What is required – Begin at the line that contains "Convert this screenshot" and repeat every line from there to the end of the records below, inclusive, without adding any other line.

[Collection entries]
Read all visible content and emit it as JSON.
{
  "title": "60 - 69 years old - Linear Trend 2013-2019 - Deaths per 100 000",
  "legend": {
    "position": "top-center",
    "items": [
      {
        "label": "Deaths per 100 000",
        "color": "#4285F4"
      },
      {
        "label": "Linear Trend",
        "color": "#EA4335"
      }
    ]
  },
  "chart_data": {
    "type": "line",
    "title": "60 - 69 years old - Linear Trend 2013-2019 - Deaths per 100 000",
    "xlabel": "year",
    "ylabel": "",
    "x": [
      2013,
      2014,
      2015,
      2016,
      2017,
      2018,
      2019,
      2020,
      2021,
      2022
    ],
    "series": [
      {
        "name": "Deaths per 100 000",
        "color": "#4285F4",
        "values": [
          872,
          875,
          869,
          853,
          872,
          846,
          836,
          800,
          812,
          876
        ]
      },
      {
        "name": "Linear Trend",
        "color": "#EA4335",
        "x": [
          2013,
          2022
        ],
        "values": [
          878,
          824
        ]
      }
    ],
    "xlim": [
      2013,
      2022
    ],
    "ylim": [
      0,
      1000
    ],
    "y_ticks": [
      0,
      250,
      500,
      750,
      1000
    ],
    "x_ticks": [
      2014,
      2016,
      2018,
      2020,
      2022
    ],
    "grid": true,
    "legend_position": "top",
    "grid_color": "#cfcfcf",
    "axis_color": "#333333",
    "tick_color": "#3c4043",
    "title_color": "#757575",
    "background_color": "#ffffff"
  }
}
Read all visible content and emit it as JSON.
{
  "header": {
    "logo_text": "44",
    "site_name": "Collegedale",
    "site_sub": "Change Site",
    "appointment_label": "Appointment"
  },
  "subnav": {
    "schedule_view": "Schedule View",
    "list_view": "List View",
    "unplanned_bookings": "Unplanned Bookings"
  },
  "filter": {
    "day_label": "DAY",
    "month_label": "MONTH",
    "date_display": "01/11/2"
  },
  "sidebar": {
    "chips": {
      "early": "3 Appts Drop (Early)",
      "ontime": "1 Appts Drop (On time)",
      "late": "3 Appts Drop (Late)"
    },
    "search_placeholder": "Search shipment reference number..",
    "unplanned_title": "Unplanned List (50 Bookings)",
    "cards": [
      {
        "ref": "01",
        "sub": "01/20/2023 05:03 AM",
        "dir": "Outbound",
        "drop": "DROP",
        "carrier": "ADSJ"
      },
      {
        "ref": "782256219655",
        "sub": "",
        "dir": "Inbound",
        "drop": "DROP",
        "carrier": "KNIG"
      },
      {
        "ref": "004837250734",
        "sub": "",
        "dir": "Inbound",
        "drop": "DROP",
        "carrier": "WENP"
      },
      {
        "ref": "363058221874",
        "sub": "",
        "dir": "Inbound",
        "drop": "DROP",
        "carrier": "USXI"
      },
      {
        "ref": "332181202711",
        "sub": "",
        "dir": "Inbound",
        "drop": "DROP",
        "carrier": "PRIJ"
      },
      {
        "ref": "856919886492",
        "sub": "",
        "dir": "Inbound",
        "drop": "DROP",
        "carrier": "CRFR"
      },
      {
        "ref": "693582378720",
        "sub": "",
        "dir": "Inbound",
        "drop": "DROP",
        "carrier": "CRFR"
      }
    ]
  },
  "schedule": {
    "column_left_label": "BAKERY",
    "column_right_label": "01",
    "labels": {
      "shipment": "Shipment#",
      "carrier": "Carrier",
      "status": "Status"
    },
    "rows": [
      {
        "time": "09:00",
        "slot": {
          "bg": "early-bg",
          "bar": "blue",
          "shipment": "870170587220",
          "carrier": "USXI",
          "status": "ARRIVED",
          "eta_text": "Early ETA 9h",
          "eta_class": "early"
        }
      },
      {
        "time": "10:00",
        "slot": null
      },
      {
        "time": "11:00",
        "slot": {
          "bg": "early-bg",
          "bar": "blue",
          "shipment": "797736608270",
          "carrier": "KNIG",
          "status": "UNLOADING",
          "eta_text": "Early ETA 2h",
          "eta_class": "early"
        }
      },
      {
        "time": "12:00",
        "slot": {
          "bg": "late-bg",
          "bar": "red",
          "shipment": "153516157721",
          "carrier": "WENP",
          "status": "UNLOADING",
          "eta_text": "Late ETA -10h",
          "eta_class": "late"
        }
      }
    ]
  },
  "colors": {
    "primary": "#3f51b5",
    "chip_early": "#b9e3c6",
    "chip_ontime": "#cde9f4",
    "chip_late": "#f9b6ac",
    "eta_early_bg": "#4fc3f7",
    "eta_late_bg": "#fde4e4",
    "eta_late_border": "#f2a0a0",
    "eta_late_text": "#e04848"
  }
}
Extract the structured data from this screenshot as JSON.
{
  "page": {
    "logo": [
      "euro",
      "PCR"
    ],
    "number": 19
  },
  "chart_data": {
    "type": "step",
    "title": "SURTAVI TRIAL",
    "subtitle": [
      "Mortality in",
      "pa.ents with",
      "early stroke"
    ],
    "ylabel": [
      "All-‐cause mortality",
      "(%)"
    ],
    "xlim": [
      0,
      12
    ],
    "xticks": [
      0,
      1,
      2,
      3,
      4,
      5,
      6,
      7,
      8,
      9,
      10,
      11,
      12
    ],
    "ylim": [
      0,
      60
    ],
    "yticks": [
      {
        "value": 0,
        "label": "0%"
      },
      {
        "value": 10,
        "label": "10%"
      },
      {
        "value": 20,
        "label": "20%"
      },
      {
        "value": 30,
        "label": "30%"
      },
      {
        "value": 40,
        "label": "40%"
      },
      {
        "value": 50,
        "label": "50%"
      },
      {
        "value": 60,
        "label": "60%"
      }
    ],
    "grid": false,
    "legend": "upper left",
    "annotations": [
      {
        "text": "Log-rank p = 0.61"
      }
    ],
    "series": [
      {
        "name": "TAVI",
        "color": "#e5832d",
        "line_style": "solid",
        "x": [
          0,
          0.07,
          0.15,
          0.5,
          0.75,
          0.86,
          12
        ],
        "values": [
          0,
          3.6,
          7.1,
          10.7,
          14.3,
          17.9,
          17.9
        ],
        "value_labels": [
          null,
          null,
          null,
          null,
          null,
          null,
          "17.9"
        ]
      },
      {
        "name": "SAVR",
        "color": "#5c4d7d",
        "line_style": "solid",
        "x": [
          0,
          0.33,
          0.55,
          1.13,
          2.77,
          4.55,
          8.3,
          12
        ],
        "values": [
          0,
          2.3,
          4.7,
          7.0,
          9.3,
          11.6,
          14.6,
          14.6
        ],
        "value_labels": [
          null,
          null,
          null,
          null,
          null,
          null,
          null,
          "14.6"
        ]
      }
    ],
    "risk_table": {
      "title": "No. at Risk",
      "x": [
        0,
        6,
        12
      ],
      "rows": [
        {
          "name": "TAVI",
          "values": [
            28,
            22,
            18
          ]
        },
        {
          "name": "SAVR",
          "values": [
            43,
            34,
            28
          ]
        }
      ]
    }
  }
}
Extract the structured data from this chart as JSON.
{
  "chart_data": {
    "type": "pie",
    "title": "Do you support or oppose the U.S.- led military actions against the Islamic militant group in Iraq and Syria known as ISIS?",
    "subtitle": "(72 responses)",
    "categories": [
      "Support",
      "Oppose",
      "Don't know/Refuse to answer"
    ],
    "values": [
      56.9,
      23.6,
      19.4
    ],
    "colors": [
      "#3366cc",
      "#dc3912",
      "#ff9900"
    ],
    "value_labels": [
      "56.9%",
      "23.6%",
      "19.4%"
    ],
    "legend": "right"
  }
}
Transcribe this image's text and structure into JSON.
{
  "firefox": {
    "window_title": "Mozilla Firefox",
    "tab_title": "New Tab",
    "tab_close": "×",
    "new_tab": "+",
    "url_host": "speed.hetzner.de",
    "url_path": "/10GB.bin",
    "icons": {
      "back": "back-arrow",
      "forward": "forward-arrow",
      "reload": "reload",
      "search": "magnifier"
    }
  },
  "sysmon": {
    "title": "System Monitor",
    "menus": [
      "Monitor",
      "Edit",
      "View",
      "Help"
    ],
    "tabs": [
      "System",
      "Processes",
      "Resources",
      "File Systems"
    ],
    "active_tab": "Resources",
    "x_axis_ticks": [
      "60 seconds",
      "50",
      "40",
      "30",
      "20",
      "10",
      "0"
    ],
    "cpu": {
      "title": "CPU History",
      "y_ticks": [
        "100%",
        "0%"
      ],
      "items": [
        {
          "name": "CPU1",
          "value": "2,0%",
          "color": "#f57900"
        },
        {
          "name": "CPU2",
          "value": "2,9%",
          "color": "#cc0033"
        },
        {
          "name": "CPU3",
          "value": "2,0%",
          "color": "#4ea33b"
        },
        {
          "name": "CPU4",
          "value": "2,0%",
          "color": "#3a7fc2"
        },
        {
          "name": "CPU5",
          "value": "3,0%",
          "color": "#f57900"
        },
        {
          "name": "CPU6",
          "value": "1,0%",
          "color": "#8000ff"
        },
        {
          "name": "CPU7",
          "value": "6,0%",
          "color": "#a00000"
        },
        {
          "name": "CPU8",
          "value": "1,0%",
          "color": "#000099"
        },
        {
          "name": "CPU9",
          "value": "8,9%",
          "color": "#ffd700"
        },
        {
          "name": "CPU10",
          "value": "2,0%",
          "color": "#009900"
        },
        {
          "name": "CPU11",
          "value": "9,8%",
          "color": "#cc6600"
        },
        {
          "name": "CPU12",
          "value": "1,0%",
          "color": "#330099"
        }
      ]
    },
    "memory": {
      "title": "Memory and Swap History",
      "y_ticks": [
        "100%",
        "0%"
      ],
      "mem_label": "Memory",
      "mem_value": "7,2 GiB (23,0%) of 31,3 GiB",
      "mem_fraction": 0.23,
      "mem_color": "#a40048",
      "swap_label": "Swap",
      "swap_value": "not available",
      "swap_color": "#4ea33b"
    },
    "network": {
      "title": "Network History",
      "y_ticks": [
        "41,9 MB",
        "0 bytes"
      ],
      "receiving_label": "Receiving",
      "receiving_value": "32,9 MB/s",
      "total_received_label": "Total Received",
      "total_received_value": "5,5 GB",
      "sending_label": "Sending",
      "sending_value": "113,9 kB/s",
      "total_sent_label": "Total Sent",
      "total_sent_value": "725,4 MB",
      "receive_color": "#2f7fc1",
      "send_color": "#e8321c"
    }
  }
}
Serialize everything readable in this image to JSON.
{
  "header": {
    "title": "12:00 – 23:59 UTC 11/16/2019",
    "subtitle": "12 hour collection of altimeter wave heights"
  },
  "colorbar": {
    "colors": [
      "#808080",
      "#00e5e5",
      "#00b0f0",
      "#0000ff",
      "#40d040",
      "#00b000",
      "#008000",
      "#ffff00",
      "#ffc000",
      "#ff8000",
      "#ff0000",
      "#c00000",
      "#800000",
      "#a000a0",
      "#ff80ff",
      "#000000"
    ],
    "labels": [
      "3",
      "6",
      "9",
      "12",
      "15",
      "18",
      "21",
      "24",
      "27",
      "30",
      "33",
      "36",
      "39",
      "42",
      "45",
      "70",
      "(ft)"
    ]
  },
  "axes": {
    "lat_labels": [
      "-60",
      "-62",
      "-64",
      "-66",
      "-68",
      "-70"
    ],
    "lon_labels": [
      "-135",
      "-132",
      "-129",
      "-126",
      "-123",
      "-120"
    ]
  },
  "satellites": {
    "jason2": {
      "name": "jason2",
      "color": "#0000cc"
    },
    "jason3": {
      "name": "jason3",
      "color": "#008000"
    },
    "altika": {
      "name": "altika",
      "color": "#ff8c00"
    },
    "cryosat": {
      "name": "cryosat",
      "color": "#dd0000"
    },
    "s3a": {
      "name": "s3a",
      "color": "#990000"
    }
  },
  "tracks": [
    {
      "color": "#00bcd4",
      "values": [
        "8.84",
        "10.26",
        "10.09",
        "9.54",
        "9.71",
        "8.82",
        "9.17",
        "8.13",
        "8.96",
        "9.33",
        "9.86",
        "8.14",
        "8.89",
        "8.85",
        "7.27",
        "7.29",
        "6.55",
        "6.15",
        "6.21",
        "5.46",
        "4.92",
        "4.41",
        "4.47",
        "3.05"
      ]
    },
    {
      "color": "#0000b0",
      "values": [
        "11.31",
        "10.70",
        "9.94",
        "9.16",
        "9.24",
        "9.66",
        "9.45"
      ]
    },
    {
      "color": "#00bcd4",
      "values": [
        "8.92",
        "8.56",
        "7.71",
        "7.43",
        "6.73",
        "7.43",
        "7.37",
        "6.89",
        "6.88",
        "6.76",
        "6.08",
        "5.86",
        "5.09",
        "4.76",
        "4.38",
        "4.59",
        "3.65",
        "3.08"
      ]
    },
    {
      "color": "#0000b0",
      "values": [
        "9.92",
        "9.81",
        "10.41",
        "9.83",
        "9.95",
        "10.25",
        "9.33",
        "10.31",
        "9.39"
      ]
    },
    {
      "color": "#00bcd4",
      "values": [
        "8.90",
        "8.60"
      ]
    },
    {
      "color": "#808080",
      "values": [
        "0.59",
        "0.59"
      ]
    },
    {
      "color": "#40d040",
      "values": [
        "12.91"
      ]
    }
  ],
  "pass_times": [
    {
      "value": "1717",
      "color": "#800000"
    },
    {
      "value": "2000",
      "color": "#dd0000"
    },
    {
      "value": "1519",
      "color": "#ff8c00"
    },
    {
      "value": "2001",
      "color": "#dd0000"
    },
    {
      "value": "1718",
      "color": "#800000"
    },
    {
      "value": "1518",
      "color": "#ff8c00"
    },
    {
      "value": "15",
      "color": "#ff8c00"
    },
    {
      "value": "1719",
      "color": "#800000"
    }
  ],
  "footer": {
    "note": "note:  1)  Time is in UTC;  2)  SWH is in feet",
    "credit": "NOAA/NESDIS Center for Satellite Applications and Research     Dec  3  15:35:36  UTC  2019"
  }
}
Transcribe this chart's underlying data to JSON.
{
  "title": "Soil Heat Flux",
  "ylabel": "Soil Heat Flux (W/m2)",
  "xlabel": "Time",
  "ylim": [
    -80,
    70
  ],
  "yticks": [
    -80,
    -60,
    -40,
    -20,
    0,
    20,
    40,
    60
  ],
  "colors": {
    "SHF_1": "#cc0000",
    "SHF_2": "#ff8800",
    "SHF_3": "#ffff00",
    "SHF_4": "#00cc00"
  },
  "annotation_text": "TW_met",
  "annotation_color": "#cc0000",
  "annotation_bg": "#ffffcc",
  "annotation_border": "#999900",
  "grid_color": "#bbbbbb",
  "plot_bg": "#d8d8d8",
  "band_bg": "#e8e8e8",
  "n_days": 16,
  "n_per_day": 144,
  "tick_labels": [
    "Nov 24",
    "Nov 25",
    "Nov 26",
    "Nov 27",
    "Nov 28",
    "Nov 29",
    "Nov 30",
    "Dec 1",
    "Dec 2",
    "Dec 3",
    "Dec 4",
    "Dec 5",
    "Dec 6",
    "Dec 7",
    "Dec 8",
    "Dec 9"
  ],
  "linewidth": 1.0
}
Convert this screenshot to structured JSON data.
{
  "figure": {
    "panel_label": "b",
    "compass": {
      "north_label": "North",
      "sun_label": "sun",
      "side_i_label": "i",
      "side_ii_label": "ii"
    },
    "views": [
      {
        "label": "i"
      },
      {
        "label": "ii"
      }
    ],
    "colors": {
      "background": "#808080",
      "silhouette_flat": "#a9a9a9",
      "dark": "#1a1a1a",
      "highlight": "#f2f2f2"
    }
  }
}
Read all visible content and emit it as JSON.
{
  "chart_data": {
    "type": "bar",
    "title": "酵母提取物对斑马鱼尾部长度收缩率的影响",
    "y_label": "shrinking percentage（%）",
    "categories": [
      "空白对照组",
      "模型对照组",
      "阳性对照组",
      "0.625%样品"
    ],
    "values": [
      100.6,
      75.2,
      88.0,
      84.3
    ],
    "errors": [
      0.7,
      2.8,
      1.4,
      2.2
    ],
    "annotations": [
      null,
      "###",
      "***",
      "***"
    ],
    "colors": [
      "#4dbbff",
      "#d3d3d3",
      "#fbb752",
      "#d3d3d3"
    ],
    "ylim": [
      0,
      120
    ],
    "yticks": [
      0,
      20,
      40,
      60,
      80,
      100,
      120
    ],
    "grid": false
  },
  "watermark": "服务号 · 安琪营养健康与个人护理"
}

The solution –
Convert this screenshot to structured JSON data.
{
  "figure": {
    "panel_label": "b",
    "compass": {
      "north_label": "North",
      "sun_label": "sun",
      "side_i_label": "i",
      "side_ii_label": "ii"
    },
    "views": [
      {
        "label": "i"
      },
      {
        "label": "ii"
      }
    ],
    "colors": {
      "background": "#808080",
      "silhouette_flat": "#a9a9a9",
      "dark": "#1a1a1a",
      "highlight": "#f2f2f2"
    }
  }
}
Read all visible content and emit it as JSON.
{
  "chart_data": {
    "type": "bar",
    "title": "酵母提取物对斑马鱼尾部长度收缩率的影响",
    "y_label": "shrinking percentage（%）",
    "categories": [
      "空白对照组",
      "模型对照组",
      "阳性对照组",
      "0.625%样品"
    ],
    "values": [
      100.6,
      75.2,
      88.0,
      84.3
    ],
    "errors": [
      0.7,
      2.8,
      1.4,
      2.2
    ],
    "annotations": [
      null,
      "###",
      "***",
      "***"
    ],
    "colors": [
      "#4dbbff",
      "#d3d3d3",
      "#fbb752",
      "#d3d3d3"
    ],
    "ylim": [
      0,
      120
    ],
    "yticks": [
      0,
      20,
      40,
      60,
      80,
      100,
      120
    ],
    "grid": false
  },
  "watermark": "服务号 · 安琪营养健康与个人护理"
}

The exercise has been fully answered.